## [Goal of the exercise]
The listing below should be printed exactly, every line of it. Skip the pictures.

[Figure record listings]
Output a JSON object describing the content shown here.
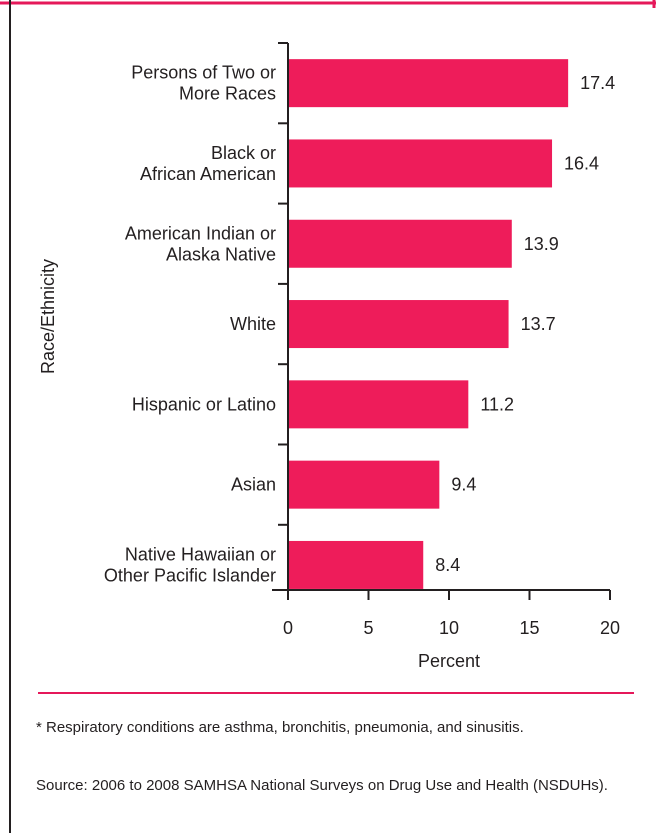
{
  "chart_data": {
    "type": "bar",
    "orientation": "horizontal",
    "categories": [
      [
        "Persons of Two or",
        "More Races"
      ],
      [
        "Black or",
        "African American"
      ],
      [
        "American Indian or",
        "Alaska Native"
      ],
      [
        "White"
      ],
      [
        "Hispanic or Latino"
      ],
      [
        "Asian"
      ],
      [
        "Native Hawaiian or",
        "Other Pacific Islander"
      ]
    ],
    "values": [
      17.4,
      16.4,
      13.9,
      13.7,
      11.2,
      9.4,
      8.4
    ],
    "value_labels": [
      "17.4",
      "16.4",
      "13.9",
      "13.7",
      "11.2",
      "9.4",
      "8.4"
    ],
    "xlabel": "Percent",
    "ylabel": "Race/Ethnicity",
    "xlim": [
      0,
      20
    ],
    "xticks": [
      "0",
      "5",
      "10",
      "15",
      "20"
    ],
    "bar_color": "#ee1c5a",
    "accent_color": "#e5185a",
    "grid": false
  },
  "footnotes": {
    "note": "* Respiratory conditions are asthma, bronchitis, pneumonia, and sinusitis.",
    "source": "Source: 2006 to 2008 SAMHSA National Surveys on Drug Use and Health (NSDUHs)."
  }
}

## [In response]
Output a JSON object describing the content shown here.
{
  "chart_data": {
    "type": "bar",
    "orientation": "horizontal",
    "categories": [
      [
        "Persons of Two or",
        "More Races"
      ],
      [
        "Black or",
        "African American"
      ],
      [
        "American Indian or",
        "Alaska Native"
      ],
      [
        "White"
      ],
      [
        "Hispanic or Latino"
      ],
      [
        "Asian"
      ],
      [
        "Native Hawaiian or",
        "Other Pacific Islander"
      ]
    ],
    "values": [
      17.4,
      16.4,
      13.9,
      13.7,
      11.2,
      9.4,
      8.4
    ],
    "value_labels": [
      "17.4",
      "16.4",
      "13.9",
      "13.7",
      "11.2",
      "9.4",
      "8.4"
    ],
    "xlabel": "Percent",
    "ylabel": "Race/Ethnicity",
    "xlim": [
      0,
      20
    ],
    "xticks": [
      "0",
      "5",
      "10",
      "15",
      "20"
    ],
    "bar_color": "#ee1c5a",
    "accent_color": "#e5185a",
    "grid": false
  },
  "footnotes": {
    "note": "* Respiratory conditions are asthma, bronchitis, pneumonia, and sinusitis.",
    "source": "Source: 2006 to 2008 SAMHSA National Surveys on Drug Use and Health (NSDUHs)."
  }
}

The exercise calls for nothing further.